**Document excerpt**
--- start ---

It's helping. Thanks.

thwoeriuowie3y ago· 2 in thread

Google's code may be a monorepo, but back when I was there you only ever 'checked' out particular projects for editing etc. It's a bit silly to talk about some aspects of Google separated from the whole dev env in there.

jsolson3y ago

With clients in the cloud (CitC) the natural/default is to have a complete view of Piper. No more narrowed clients/explicitly tracked subtrees.

jeffbee3y ago

And to be clear CitC is over a decade old, not some new thing.

gardenhedge3y ago· 2 in thread

I've never experienced a monorepo like Googles. How does it work? Are Chrome and Gmail in the same repo? I assume they're built separately and pushing code to one doesn't affect the other.

charcircuit3y ago

No, Chrome and Gmail are in different monorepos.

>How does it work?

Different projects are in different folders instead of different repos.

>I assume they're built separately and pushing code to one doesn't affect the other.

Yes, building or testing something only builds its dependencies.

tfsh3y ago

For GP, note Chrome is a special case because it's an open source-first project so it is not in the same repo as Gmail.

--- end ---

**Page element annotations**
--- start ---

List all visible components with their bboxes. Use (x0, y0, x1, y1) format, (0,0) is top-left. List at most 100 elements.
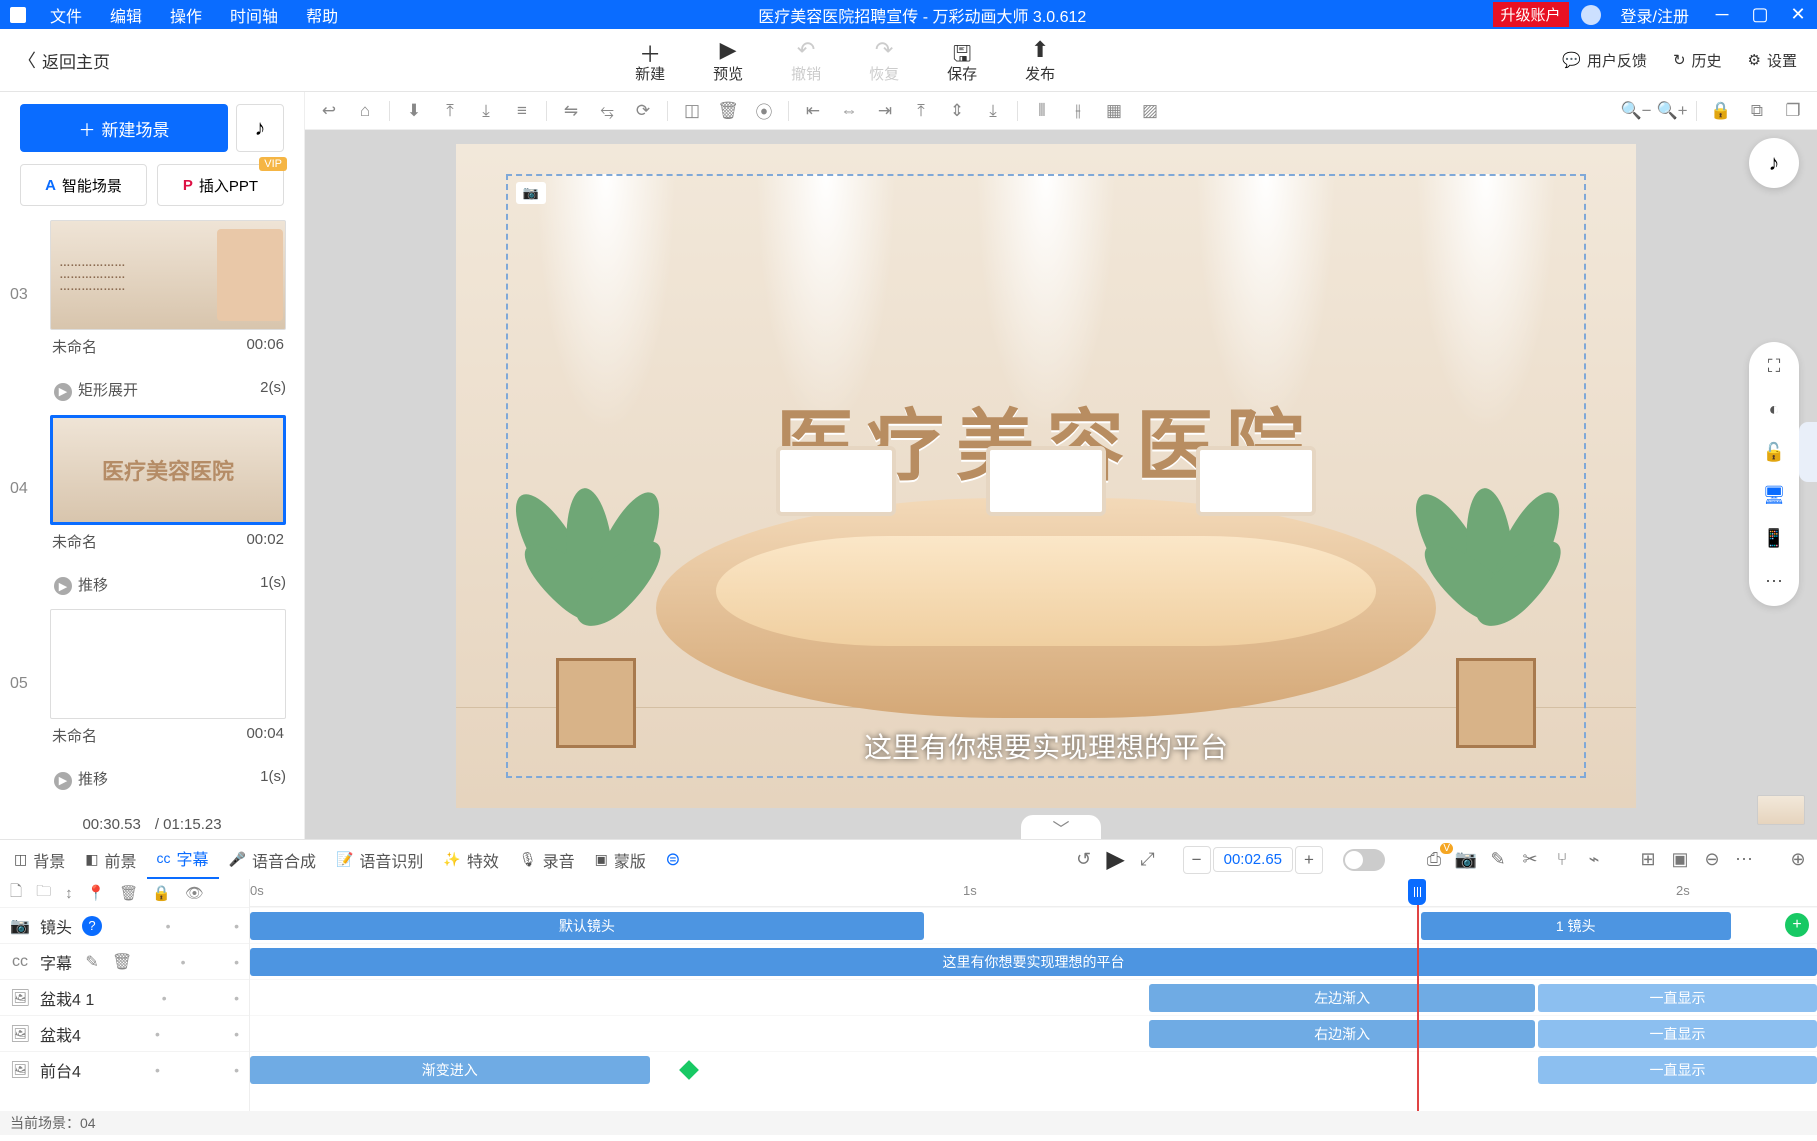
track-dot2-icon[interactable]: • (234, 1062, 239, 1078)
play-icon[interactable]: ▶ (54, 577, 72, 595)
copy-icon[interactable]: ⧉ (1739, 101, 1775, 121)
fx-icon[interactable]: ⌁ (1579, 849, 1609, 870)
extra-circle-icon[interactable]: ⊜ (658, 849, 688, 870)
bring-front-icon[interactable]: ⤒ (432, 101, 468, 121)
track-header[interactable]: cc字幕✎🗑•• (0, 943, 249, 979)
camera-clip[interactable]: 默认镜头 (250, 912, 924, 940)
align-right-icon[interactable]: ⇥ (867, 101, 903, 121)
align-center-icon[interactable]: ⇔ (831, 101, 867, 121)
tab-语音识别[interactable]: 📝语音识别 (326, 840, 433, 880)
add-camera-button[interactable]: + (1785, 913, 1809, 937)
tl-eye-icon[interactable]: 👁 (185, 884, 204, 902)
dock-more-icon[interactable]: ⋯ (1765, 571, 1783, 592)
menu-operate[interactable]: 操作 (156, 3, 216, 27)
upgrade-button[interactable]: 升级账户 (1493, 2, 1569, 27)
send-back-icon[interactable]: ⤓ (468, 101, 504, 121)
close-button[interactable]: ✕ (1779, 4, 1817, 25)
tl-lock-icon[interactable]: 🔒 (152, 884, 171, 902)
flip-h-icon[interactable]: ⇋ (553, 101, 589, 121)
layers-icon[interactable]: ❐ (1775, 101, 1811, 121)
track-dot-icon[interactable]: • (181, 954, 186, 970)
dock-unlock-icon[interactable]: 🔓 (1763, 442, 1785, 463)
dock-phone-icon[interactable]: 📱 (1763, 528, 1785, 549)
canvas-stage[interactable]: 医疗美容医院 (456, 144, 1636, 808)
back-home-button[interactable]: 〈 返回主页 (0, 47, 128, 73)
filter-icon[interactable]: ⑂ (1547, 849, 1577, 870)
feedback-button[interactable]: 💬用户反馈 (1562, 50, 1647, 71)
tab-特效[interactable]: ✨特效 (433, 840, 508, 880)
align-top-icon[interactable]: ⤒ (903, 101, 939, 121)
keyframe-diamond[interactable] (680, 1060, 700, 1080)
minimap-thumb[interactable] (1757, 795, 1805, 825)
ungroup-icon[interactable]: ▨ (1132, 101, 1168, 121)
dock-safe-icon[interactable]: ◐ (1769, 399, 1780, 420)
tl-trash-icon[interactable]: 🗑 (119, 884, 138, 902)
float-music-button[interactable]: ♪ (1749, 138, 1799, 188)
undo-arrow-icon[interactable]: ↩ (311, 101, 347, 121)
dock-fullscreen-icon[interactable]: ⛶ (1768, 356, 1781, 377)
align-icon[interactable]: ≡ (504, 101, 540, 121)
track-header[interactable]: 🖼盆栽4•• (0, 1015, 249, 1051)
track-dot-icon[interactable]: • (166, 918, 171, 934)
menu-file[interactable]: 文件 (36, 3, 96, 27)
maximize-button[interactable]: ▢ (1741, 4, 1779, 25)
dist-v-icon[interactable]: ⫲ (1060, 101, 1096, 121)
tl-new-icon[interactable]: 🗋 (10, 881, 22, 906)
timecode-display[interactable]: 00:02.65 (1213, 847, 1293, 872)
new-scene-button[interactable]: ＋ 新建场景 (20, 104, 228, 152)
tab-背景[interactable]: ◫背景 (4, 840, 75, 880)
track-dot-icon[interactable]: • (162, 990, 167, 1006)
zoom-out-icon[interactable]: 🔍− (1618, 101, 1654, 121)
timeline-clip[interactable]: 右边渐入 (1149, 1020, 1534, 1048)
timeline-clip[interactable]: 一直显示 (1538, 984, 1817, 1012)
timeline-clip[interactable]: 渐变进入 (250, 1056, 650, 1084)
scene-card[interactable]: 未命名00:04 (42, 605, 294, 756)
group-icon[interactable]: ▦ (1096, 101, 1132, 121)
transition-name[interactable]: 推移 (78, 577, 108, 594)
track-dot2-icon[interactable]: • (234, 990, 239, 1006)
track-header[interactable]: 🖼前台4•• (0, 1051, 249, 1087)
menu-timeline[interactable]: 时间轴 (216, 3, 292, 27)
download-icon[interactable]: ⬇ (396, 101, 432, 121)
time-plus-button[interactable]: + (1295, 846, 1323, 874)
track-header[interactable]: 📷镜头?•• (0, 907, 249, 943)
action-publish[interactable]: ⬆发布 (1001, 37, 1079, 84)
tab-语音合成[interactable]: 🎤语音合成 (219, 840, 326, 880)
zoom-in-icon[interactable]: 🔍+ (1654, 101, 1690, 121)
add-track-icon[interactable]: ⊕ (1783, 849, 1813, 870)
tab-录音[interactable]: 🎙录音 (509, 840, 585, 880)
align-left-icon[interactable]: ⇤ (795, 101, 831, 121)
tl-folder-icon[interactable]: 🗀 (36, 881, 51, 906)
camera-small-icon[interactable]: 📷 (1451, 849, 1481, 870)
play-icon[interactable]: ▶ (1101, 845, 1131, 874)
scene-card[interactable]: ……………………………………………… 未命名00:06 (42, 216, 294, 367)
flip-v-icon[interactable]: ⥃ (589, 101, 625, 121)
tl-move-icon[interactable]: ↕ (65, 885, 73, 902)
track-dot2-icon[interactable]: • (234, 1026, 239, 1042)
music-button[interactable]: ♪ (236, 104, 284, 152)
action-new[interactable]: ＋新建 (611, 37, 689, 84)
side-drawer-handle[interactable] (1799, 422, 1817, 482)
track-dot-icon[interactable]: • (155, 1062, 160, 1078)
timeline-clip[interactable]: 一直显示 (1538, 1056, 1817, 1084)
track-dot2-icon[interactable]: • (234, 918, 239, 934)
menu-edit[interactable]: 编辑 (96, 3, 156, 27)
crop-icon[interactable]: ◫ (674, 101, 710, 121)
tab-前景[interactable]: ◧前景 (75, 840, 146, 880)
track-dot2-icon[interactable]: • (234, 954, 239, 970)
rewind-icon[interactable]: ↺ (1069, 849, 1099, 870)
smart-scene-button[interactable]: A 智能场景 (20, 164, 147, 206)
time-minus-button[interactable]: − (1183, 846, 1211, 874)
timeline-clip[interactable]: 左边渐入 (1149, 984, 1534, 1012)
transition-name[interactable]: 推移 (78, 771, 108, 788)
settings-button[interactable]: ⚙设置 (1748, 50, 1797, 71)
subtitle-clip[interactable]: 这里有你想要实现理想的平台 (250, 948, 1817, 976)
insert-ppt-button[interactable]: P 插入PPT VIP (157, 164, 284, 206)
align-middle-icon[interactable]: ⇕ (939, 101, 975, 121)
expand-icon[interactable]: ⤢ (1133, 849, 1163, 870)
track-del-icon[interactable]: 🗑 (112, 952, 132, 972)
tab-蒙版[interactable]: ▣蒙版 (585, 840, 656, 880)
scissors-icon[interactable]: ✂ (1515, 849, 1545, 870)
scene-card[interactable]: 医疗美容医院 未命名00:02 (42, 411, 294, 562)
keyframe-icon[interactable]: ⎙ (1419, 849, 1449, 870)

--- end ---

**Stated task 1**
Print the passage from the Google monorepo thread starting with "Google's code may" and going on through "clients/explicitly tracked subtrees.".
**Stated task 2**
In the Google monorepo thread, what does the abbreviation CitC stand for?
Nothing in the data is needed here.

**Written solution 1**
Google's code may be a monorepo, but back when I was there you only ever 'checked' out particular projects for editing etc. It's a bit silly to talk about some aspects of Google separated from the whole dev env in there.

jsolson3y ago

With clients in the cloud (CitC) the natural/default is to have a complete view of Piper. No more narrowed clients/explicitly tracked subtrees.

**Written solution 2**
Clients in the cloud.